--- MATERIAL SUPPLIED ---
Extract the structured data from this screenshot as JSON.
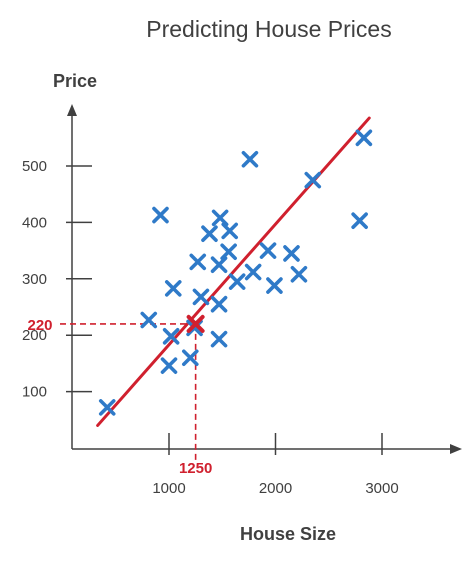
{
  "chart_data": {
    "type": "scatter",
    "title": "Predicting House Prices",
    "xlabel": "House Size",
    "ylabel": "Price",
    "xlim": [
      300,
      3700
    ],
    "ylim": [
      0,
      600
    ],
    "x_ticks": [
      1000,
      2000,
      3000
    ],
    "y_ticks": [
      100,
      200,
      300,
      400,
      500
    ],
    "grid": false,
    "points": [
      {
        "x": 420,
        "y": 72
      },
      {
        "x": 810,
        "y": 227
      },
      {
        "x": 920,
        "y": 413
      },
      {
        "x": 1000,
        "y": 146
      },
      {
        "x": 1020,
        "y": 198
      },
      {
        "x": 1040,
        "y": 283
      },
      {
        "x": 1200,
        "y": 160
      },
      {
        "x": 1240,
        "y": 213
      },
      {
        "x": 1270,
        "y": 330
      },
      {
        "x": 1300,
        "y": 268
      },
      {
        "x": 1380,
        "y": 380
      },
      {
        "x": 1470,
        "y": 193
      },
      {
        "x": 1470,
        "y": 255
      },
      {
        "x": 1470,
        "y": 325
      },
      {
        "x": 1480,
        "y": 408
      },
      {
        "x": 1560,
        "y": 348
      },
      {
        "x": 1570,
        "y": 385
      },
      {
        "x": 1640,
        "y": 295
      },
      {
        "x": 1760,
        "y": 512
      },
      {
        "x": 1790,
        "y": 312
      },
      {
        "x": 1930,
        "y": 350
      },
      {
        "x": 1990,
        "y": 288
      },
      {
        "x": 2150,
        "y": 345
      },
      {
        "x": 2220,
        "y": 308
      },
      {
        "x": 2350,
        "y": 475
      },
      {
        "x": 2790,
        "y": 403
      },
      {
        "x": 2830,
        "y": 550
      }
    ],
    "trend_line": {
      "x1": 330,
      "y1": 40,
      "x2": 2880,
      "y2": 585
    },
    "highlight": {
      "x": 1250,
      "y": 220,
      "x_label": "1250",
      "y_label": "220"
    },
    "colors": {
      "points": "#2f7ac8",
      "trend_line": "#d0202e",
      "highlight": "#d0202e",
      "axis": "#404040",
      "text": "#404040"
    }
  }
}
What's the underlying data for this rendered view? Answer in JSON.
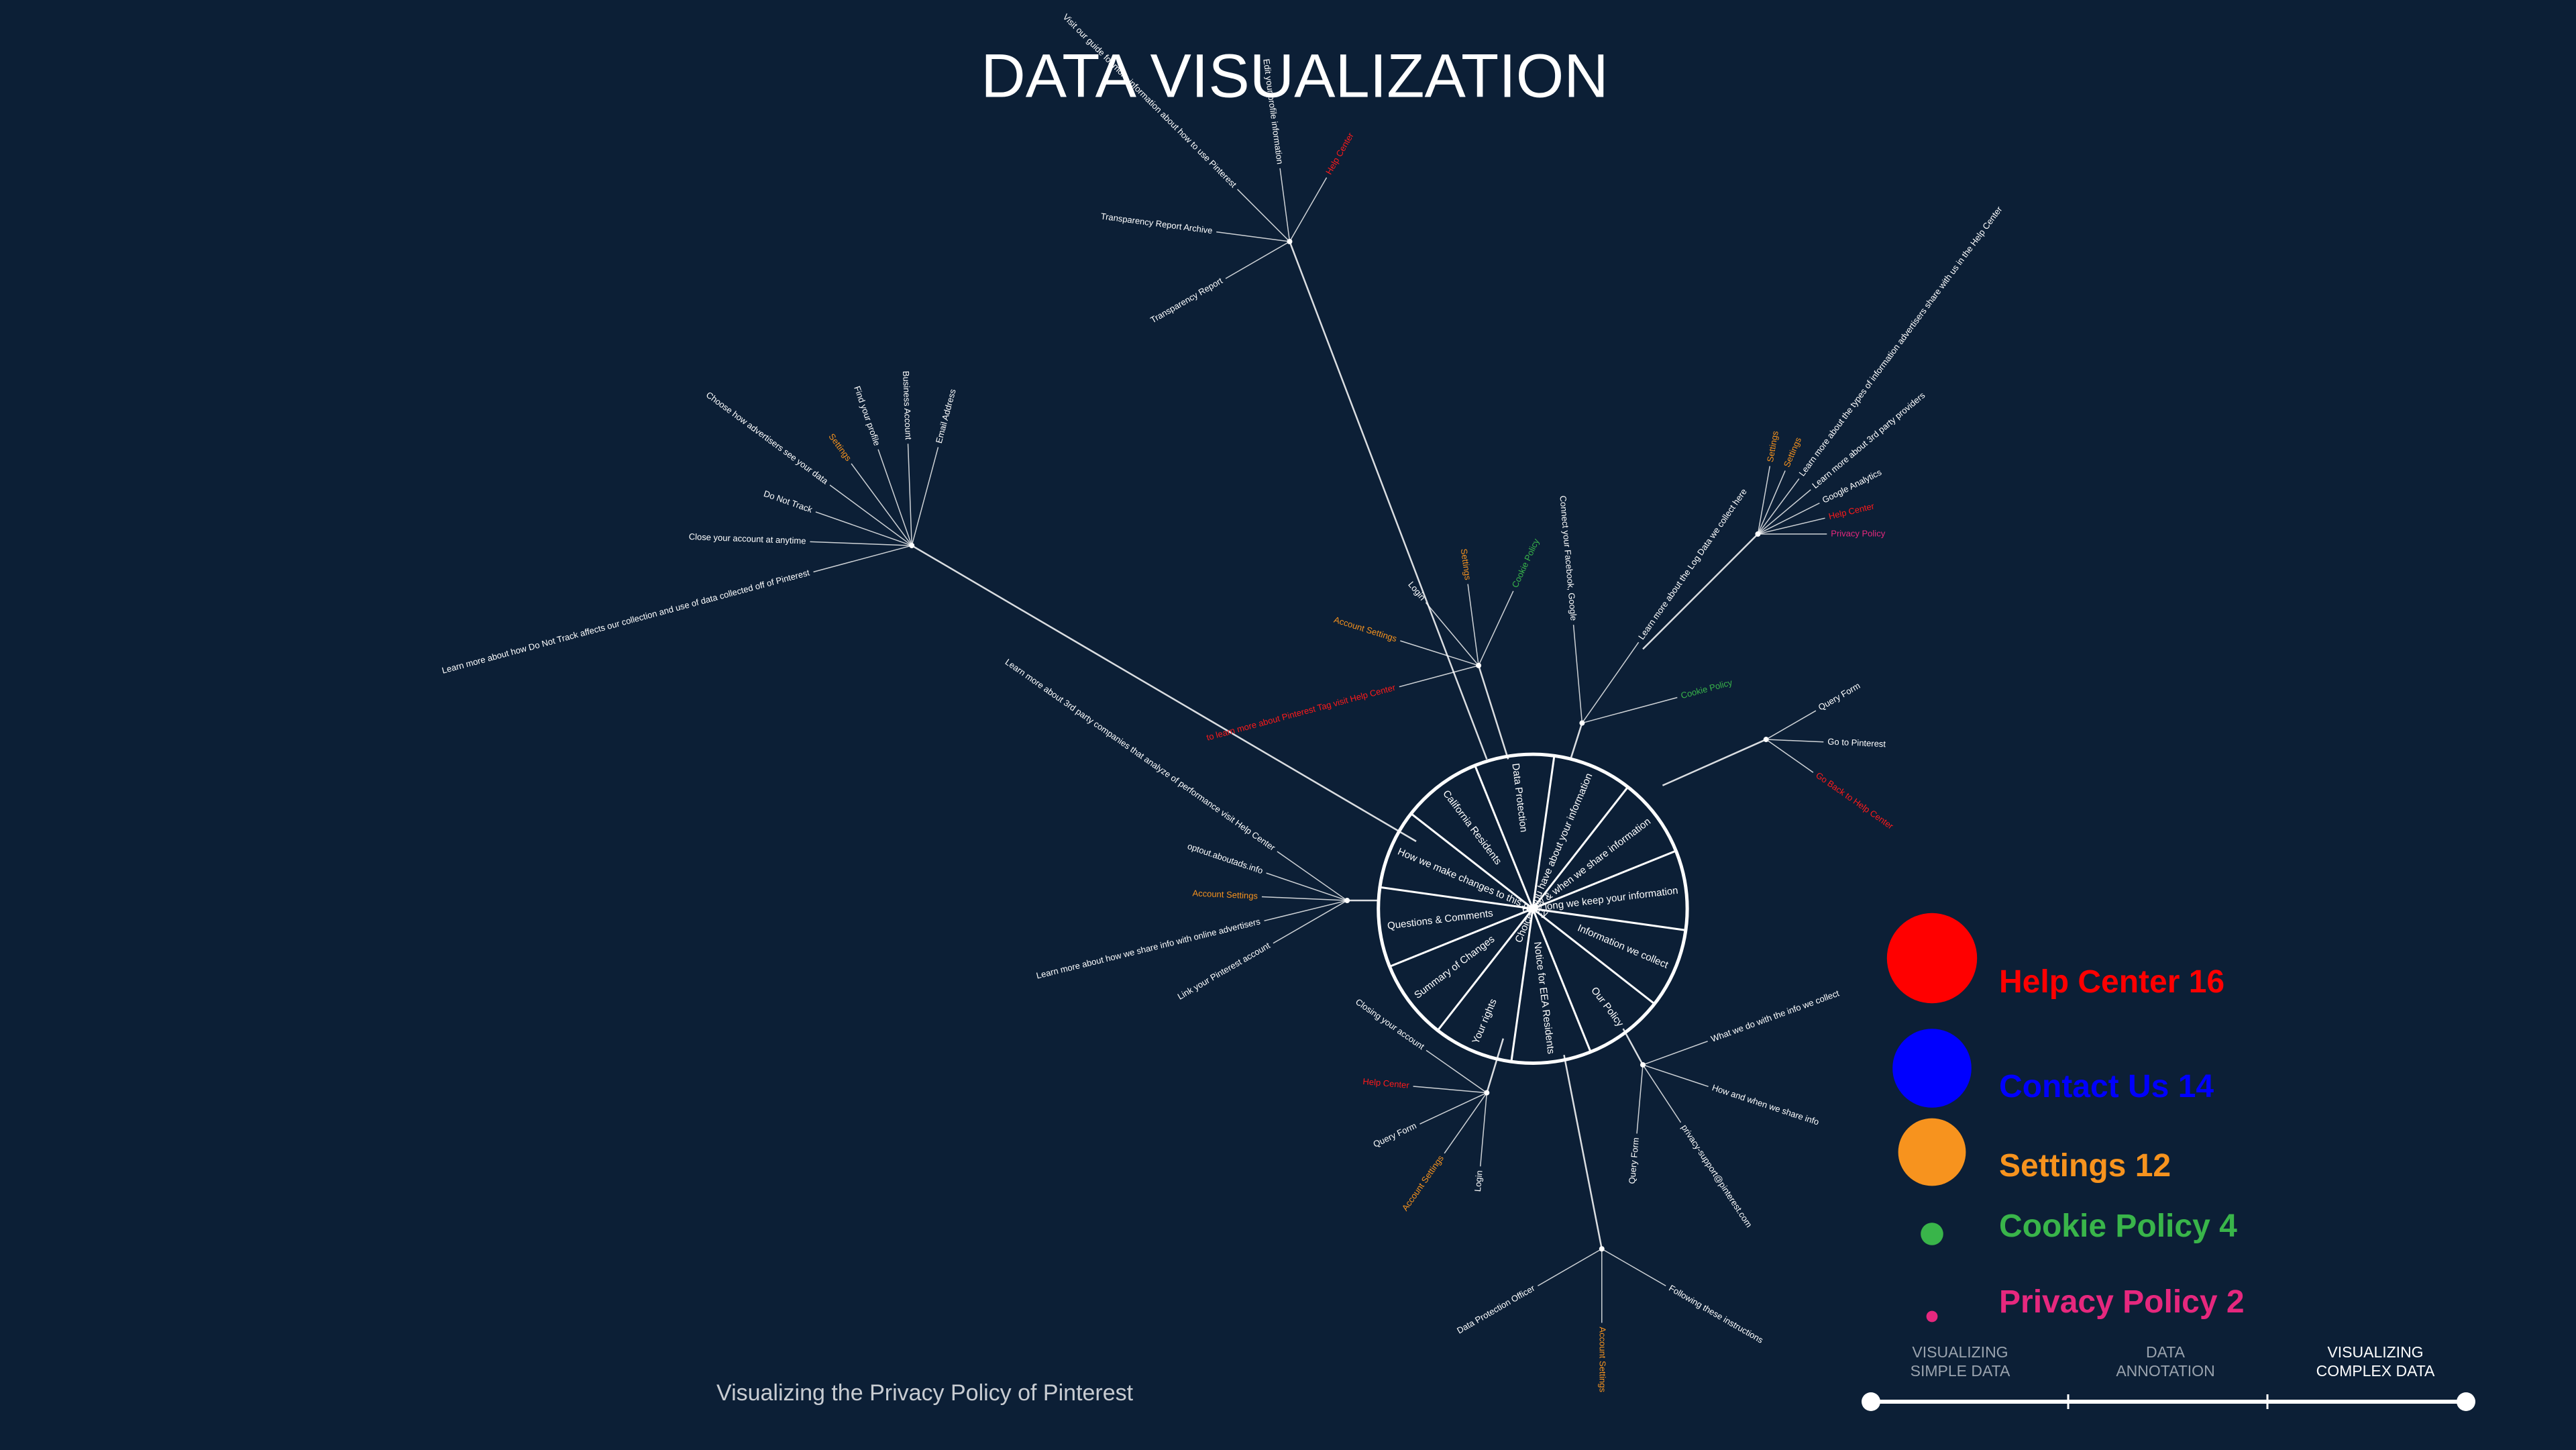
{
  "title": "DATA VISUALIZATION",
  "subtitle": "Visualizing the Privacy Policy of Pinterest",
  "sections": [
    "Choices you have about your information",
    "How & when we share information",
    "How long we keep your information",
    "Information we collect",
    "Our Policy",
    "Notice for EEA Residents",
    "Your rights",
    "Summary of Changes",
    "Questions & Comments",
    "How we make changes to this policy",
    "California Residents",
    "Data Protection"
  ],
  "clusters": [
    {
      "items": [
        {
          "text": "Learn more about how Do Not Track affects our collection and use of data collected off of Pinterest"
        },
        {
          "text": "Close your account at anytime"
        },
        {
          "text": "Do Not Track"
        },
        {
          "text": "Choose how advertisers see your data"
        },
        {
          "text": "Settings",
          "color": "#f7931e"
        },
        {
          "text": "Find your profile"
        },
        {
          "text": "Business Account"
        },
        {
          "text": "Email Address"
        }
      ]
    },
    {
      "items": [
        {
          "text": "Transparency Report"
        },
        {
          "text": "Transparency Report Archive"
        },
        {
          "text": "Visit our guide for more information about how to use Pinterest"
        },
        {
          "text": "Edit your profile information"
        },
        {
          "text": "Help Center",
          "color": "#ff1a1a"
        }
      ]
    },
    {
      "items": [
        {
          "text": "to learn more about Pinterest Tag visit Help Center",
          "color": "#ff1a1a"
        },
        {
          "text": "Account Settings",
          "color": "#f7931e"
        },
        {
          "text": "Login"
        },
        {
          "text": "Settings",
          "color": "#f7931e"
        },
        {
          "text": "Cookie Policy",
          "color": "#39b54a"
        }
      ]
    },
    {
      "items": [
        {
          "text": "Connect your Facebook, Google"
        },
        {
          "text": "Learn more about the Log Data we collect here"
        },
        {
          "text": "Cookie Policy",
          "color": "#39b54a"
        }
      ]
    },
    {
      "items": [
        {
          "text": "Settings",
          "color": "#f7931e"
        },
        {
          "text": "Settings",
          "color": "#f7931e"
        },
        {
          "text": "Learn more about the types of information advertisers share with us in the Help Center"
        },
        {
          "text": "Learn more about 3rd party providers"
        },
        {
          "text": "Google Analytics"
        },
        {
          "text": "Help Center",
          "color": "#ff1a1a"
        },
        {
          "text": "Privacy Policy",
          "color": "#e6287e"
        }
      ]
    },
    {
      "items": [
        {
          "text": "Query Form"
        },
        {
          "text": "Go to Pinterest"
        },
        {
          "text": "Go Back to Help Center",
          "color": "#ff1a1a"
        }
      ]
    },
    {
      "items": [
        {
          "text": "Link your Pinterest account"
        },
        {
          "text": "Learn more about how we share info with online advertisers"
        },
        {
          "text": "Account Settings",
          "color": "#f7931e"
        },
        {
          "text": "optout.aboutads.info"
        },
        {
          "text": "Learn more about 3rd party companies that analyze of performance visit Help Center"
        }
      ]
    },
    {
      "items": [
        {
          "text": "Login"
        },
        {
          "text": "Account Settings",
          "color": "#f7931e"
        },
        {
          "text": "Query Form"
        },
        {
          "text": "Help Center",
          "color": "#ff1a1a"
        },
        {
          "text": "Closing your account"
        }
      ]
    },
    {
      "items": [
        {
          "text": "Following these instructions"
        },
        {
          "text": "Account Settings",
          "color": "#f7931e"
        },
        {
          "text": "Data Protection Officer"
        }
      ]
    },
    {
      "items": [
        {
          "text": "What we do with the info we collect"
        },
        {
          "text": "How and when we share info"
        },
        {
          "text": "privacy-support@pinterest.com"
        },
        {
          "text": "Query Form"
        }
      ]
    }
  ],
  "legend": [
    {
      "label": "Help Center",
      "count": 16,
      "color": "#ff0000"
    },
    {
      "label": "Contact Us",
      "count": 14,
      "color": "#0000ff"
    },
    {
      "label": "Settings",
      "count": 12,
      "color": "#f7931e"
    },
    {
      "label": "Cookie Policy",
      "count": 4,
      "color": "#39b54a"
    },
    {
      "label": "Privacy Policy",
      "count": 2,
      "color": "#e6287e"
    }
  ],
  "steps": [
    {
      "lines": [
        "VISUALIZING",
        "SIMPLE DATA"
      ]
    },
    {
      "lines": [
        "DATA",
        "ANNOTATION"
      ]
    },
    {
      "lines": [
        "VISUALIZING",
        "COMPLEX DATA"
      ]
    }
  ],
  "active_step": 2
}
---
Pull out each line of the listing that holds the string "Transparency".

RESPONSE FOR THIS EXERCISE =
          "text": "Transparency Report"
          "text": "Transparency Report Archive"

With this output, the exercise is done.